* _Instruction_
Output all entries verbatim. Skip pictures.

* _Records_
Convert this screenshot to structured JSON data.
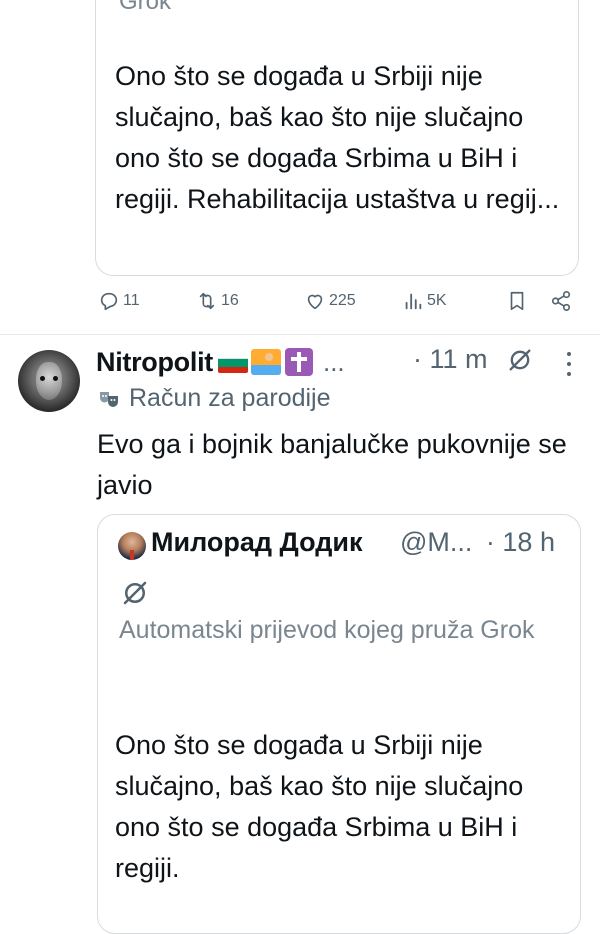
{
  "quoted_top": {
    "translation_tail": "Grok",
    "text": "Ono što se događa u Srbiji nije slučajno, baš kao što nije slučajno ono što se događa Srbima u BiH i regiji. Rehabilitacija ustaštva u regij..."
  },
  "actions": {
    "replies": "11",
    "reposts": "16",
    "likes": "225",
    "views": "5K"
  },
  "tweet": {
    "display_name": "Nitropolit",
    "name_emojis": [
      "bulgaria-flag-icon",
      "swimmer-icon",
      "latin-cross-icon"
    ],
    "name_ellipsis": "...",
    "time": "· 11 m",
    "parody_label": "Račun za parodije",
    "text": "Evo ga i bojnik banjalučke pukovnije se javio"
  },
  "quoted": {
    "display_name": "Милорад Додик",
    "handle": "@M...",
    "time": "· 18 h",
    "translation_note": "Automatski prijevod kojeg pruža Grok",
    "text": "Ono što se događa u Srbiji nije slučajno, baš kao što nije slučajno ono što se događa Srbima u BiH i regiji."
  },
  "colors": {
    "text": "#0f1419",
    "muted": "#536471",
    "border": "#d6dce0"
  }
}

* _Task result_
Convert this screenshot to structured JSON data.
{
  "quoted_top": {
    "translation_tail": "Grok",
    "text": "Ono što se događa u Srbiji nije slučajno, baš kao što nije slučajno ono što se događa Srbima u BiH i regiji. Rehabilitacija ustaštva u regij..."
  },
  "actions": {
    "replies": "11",
    "reposts": "16",
    "likes": "225",
    "views": "5K"
  },
  "tweet": {
    "display_name": "Nitropolit",
    "name_emojis": [
      "bulgaria-flag-icon",
      "swimmer-icon",
      "latin-cross-icon"
    ],
    "name_ellipsis": "...",
    "time": "· 11 m",
    "parody_label": "Račun za parodije",
    "text": "Evo ga i bojnik banjalučke pukovnije se javio"
  },
  "quoted": {
    "display_name": "Милорад Додик",
    "handle": "@M...",
    "time": "· 18 h",
    "translation_note": "Automatski prijevod kojeg pruža Grok",
    "text": "Ono što se događa u Srbiji nije slučajno, baš kao što nije slučajno ono što se događa Srbima u BiH i regiji."
  },
  "colors": {
    "text": "#0f1419",
    "muted": "#536471",
    "border": "#d6dce0"
  }
}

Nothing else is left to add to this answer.